(Extracted records)
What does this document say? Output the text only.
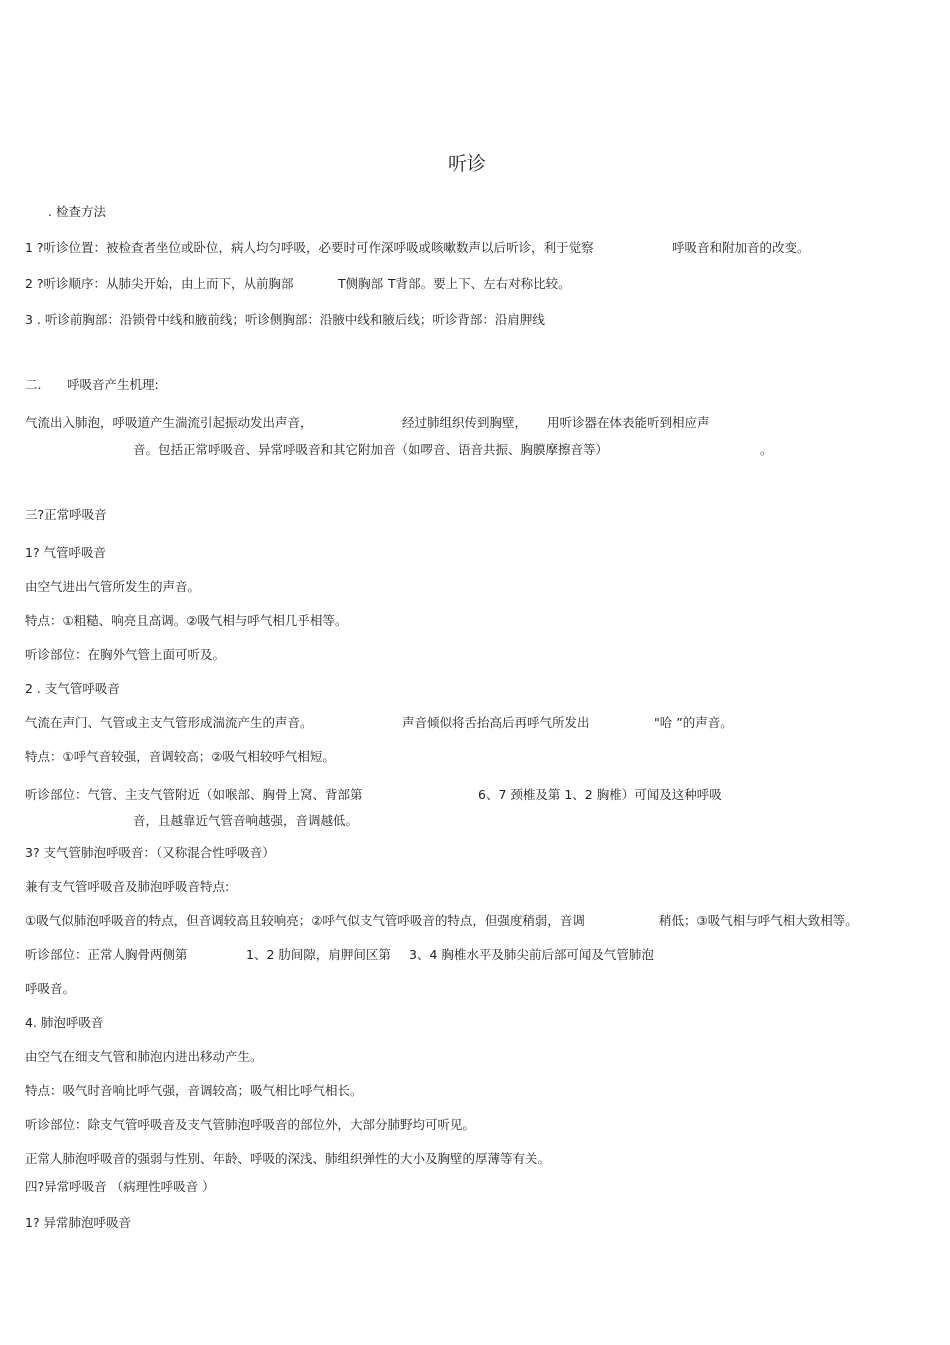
听诊
. 检查方法
1 ?听诊位置：被检查者坐位或卧位，病人均匀呼吸，必要时可作深呼吸或咳嗽数声以后听诊，利于觉察	呼吸音和附加音的改变。
2 ?听诊顺序：从肺尖开始，由上而下，从前胸部	T侧胸部 T背部。要上下、左右对称比较。
3 . 听诊前胸部：沿锁骨中线和腋前线；听诊侧胸部：沿腋中线和腋后线；听诊背部：沿肩胛线
二. 呼吸音产生机理:
气流出入肺泡，呼吸道产生湍流引起振动发出声音，	经过肺组织传到胸壁， 用听诊器在体表能听到相应声
音。包括正常呼吸音、异常呼吸音和其它附加音（如啰音、语音共振、胸膜摩擦音等）	。
三?正常呼吸音
1? 气管呼吸音
由空气进出气管所发生的声音。
特点：①粗糙、响亮且高调。②吸气相与呼气相几乎相等。
听诊部位：在胸外气管上面可听及。
2 . 支气管呼吸音
气流在声门、气管或主支气管形成湍流产生的声音。	声音倾似将舌抬高后再呼气所发出	"哈 ”的声音。
特点：①呼气音较强，音调较高；②吸气相较呼气相短。
听诊部位：气管、主支气管附近（如喉部、胸骨上窝、背部第	6、7 颈椎及第 1、2 胸椎）可闻及这种呼吸
音，且越靠近气管音响越强，音调越低。
3? 支气管肺泡呼吸音：（又称混合性呼吸音）
兼有支气管呼吸音及肺泡呼吸音特点:
①吸气似肺泡呼吸音的特点，但音调较高且较响亮；②呼气似支气管呼吸音的特点，但强度稍弱，音调	稍低；③吸气相与呼气相大致相等。
听诊部位：正常人胸骨两侧第	1、2 肋间隙，肩胛间区第 3、4 胸椎水平及肺尖前后部可闻及气管肺泡
呼吸音。
4. 肺泡呼吸音
由空气在细支气管和肺泡内进出移动产生。
特点：吸气时音响比呼气强，音调较高；吸气相比呼气相长。
听诊部位：除支气管呼吸音及支气管肺泡呼吸音的部位外，大部分肺野均可听见。
正常人肺泡呼吸音的强弱与性别、年龄、呼吸的深浅、肺组织弹性的大小及胸壁的厚薄等有关。
四?异常呼吸音 （病理性呼吸音 ）
1? 异常肺泡呼吸音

--- TASK DESCRIPTION ---
Reproduce the whole listing exactly, but not the images in it.

--- ANSWER BELOW ---
What does this document say? Output the text only.
听诊
. 检查方法
1 ?听诊位置：被检查者坐位或卧位，病人均匀呼吸，必要时可作深呼吸或咳嗽数声以后听诊，利于觉察	呼吸音和附加音的改变。
2 ?听诊顺序：从肺尖开始，由上而下，从前胸部	T侧胸部 T背部。要上下、左右对称比较。
3 . 听诊前胸部：沿锁骨中线和腋前线；听诊侧胸部：沿腋中线和腋后线；听诊背部：沿肩胛线
二. 呼吸音产生机理:
气流出入肺泡，呼吸道产生湍流引起振动发出声音，	经过肺组织传到胸壁， 用听诊器在体表能听到相应声
音。包括正常呼吸音、异常呼吸音和其它附加音（如啰音、语音共振、胸膜摩擦音等）	。
三?正常呼吸音
1? 气管呼吸音
由空气进出气管所发生的声音。
特点：①粗糙、响亮且高调。②吸气相与呼气相几乎相等。
听诊部位：在胸外气管上面可听及。
2 . 支气管呼吸音
气流在声门、气管或主支气管形成湍流产生的声音。	声音倾似将舌抬高后再呼气所发出	"哈 ”的声音。
特点：①呼气音较强，音调较高；②吸气相较呼气相短。
听诊部位：气管、主支气管附近（如喉部、胸骨上窝、背部第	6、7 颈椎及第 1、2 胸椎）可闻及这种呼吸
音，且越靠近气管音响越强，音调越低。
3? 支气管肺泡呼吸音：（又称混合性呼吸音）
兼有支气管呼吸音及肺泡呼吸音特点:
①吸气似肺泡呼吸音的特点，但音调较高且较响亮；②呼气似支气管呼吸音的特点，但强度稍弱，音调	稍低；③吸气相与呼气相大致相等。
听诊部位：正常人胸骨两侧第	1、2 肋间隙，肩胛间区第 3、4 胸椎水平及肺尖前后部可闻及气管肺泡
呼吸音。
4. 肺泡呼吸音
由空气在细支气管和肺泡内进出移动产生。
特点：吸气时音响比呼气强，音调较高；吸气相比呼气相长。
听诊部位：除支气管呼吸音及支气管肺泡呼吸音的部位外，大部分肺野均可听见。
正常人肺泡呼吸音的强弱与性别、年龄、呼吸的深浅、肺组织弹性的大小及胸壁的厚薄等有关。
四?异常呼吸音 （病理性呼吸音 ）
1? 异常肺泡呼吸音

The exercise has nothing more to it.